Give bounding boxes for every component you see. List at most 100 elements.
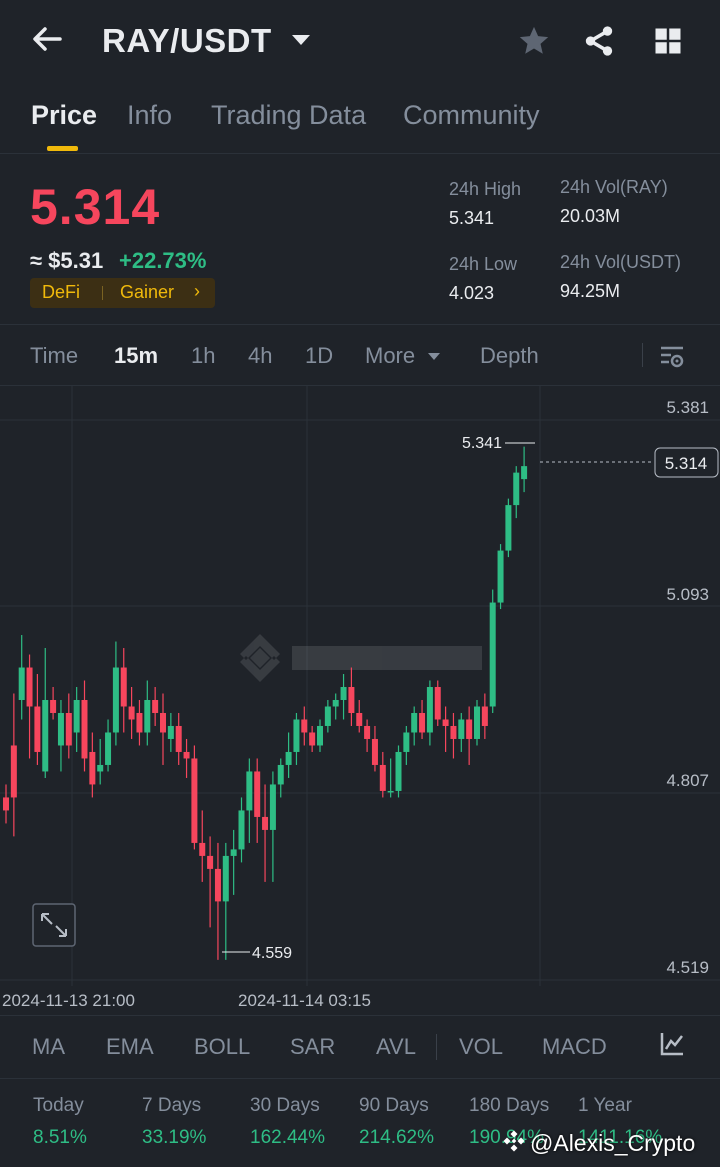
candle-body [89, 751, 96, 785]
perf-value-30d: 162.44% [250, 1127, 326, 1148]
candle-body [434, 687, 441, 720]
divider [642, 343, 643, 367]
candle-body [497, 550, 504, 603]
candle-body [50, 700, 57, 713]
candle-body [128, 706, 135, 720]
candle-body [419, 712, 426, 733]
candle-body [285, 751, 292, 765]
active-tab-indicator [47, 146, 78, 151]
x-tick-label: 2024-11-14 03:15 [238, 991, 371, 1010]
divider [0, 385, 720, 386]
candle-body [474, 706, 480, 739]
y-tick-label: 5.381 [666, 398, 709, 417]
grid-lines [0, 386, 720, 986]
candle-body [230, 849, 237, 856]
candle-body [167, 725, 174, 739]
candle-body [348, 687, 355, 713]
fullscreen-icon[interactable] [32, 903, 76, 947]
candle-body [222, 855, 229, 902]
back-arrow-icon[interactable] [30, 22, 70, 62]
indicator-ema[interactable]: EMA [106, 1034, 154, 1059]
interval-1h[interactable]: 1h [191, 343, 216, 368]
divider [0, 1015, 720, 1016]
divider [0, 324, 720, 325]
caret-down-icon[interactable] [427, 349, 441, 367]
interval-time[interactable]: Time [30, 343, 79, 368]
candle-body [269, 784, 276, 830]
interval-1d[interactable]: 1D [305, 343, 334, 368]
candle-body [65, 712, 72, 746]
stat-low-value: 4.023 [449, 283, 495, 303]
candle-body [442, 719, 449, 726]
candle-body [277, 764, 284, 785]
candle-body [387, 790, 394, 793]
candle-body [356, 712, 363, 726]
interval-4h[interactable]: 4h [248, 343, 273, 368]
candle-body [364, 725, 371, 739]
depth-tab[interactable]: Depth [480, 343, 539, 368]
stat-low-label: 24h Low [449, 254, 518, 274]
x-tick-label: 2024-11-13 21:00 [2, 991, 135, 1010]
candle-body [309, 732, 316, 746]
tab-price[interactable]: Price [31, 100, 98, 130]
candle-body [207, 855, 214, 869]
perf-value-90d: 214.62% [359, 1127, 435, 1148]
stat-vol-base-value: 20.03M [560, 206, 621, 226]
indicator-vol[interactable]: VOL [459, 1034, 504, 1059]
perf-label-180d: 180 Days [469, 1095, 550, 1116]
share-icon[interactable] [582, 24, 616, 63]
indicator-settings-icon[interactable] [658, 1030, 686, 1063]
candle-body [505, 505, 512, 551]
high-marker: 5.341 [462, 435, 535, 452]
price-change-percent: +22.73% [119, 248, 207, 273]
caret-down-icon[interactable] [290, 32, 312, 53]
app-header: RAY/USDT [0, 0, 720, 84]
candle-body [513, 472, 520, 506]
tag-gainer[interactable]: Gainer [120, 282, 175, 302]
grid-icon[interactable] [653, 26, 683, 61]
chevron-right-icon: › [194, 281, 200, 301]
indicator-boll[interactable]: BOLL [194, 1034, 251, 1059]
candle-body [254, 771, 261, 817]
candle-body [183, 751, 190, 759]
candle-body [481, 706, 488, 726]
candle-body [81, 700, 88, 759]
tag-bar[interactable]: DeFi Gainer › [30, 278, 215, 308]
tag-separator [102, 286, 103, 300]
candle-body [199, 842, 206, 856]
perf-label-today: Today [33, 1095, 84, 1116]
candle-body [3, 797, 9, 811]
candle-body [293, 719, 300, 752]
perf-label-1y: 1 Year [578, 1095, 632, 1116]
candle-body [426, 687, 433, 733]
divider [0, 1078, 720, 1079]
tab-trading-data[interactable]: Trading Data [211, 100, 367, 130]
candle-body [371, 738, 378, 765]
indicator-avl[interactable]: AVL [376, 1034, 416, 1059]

#### WHAT TO DO
Update the part of the rows that opens with the line containing "candle-body [89, 751, 96, 785]" and closes with the line containing "candle-body [387, 790, 394, 793]", replacing "divider" with "separator" and leaving everything else as it is. Give only those lines.

#### ANSWER FOR THIS EXERCISE
candle-body [89, 751, 96, 785]
perf-value-30d: 162.44% [250, 1127, 326, 1148]
candle-body [434, 687, 441, 720]
separator [642, 343, 643, 367]
candle-body [497, 550, 504, 603]
candle-body [50, 700, 57, 713]
candle-body [128, 706, 135, 720]
candle-body [419, 712, 426, 733]
candle-body [285, 751, 292, 765]
active-tab-indicator [47, 146, 78, 151]
x-tick-label: 2024-11-14 03:15 [238, 991, 371, 1010]
separator [0, 385, 720, 386]
candle-body [474, 706, 480, 739]
y-tick-label: 5.381 [666, 398, 709, 417]
grid-lines [0, 386, 720, 986]
candle-body [230, 849, 237, 856]
candle-body [167, 725, 174, 739]
candle-body [348, 687, 355, 713]
fullscreen-icon[interactable] [32, 903, 76, 947]
candle-body [222, 855, 229, 902]
back-arrow-icon[interactable] [30, 22, 70, 62]
indicator-ema[interactable]: EMA [106, 1034, 154, 1059]
interval-1h[interactable]: 1h [191, 343, 216, 368]
separator [0, 1015, 720, 1016]
separator [0, 324, 720, 325]
caret-down-icon[interactable] [427, 349, 441, 367]
interval-time[interactable]: Time [30, 343, 79, 368]
candle-body [269, 784, 276, 830]
interval-1d[interactable]: 1D [305, 343, 334, 368]
candle-body [65, 712, 72, 746]
stat-low-value: 4.023 [449, 283, 495, 303]
candle-body [442, 719, 449, 726]
candle-body [277, 764, 284, 785]
candle-body [387, 790, 394, 793]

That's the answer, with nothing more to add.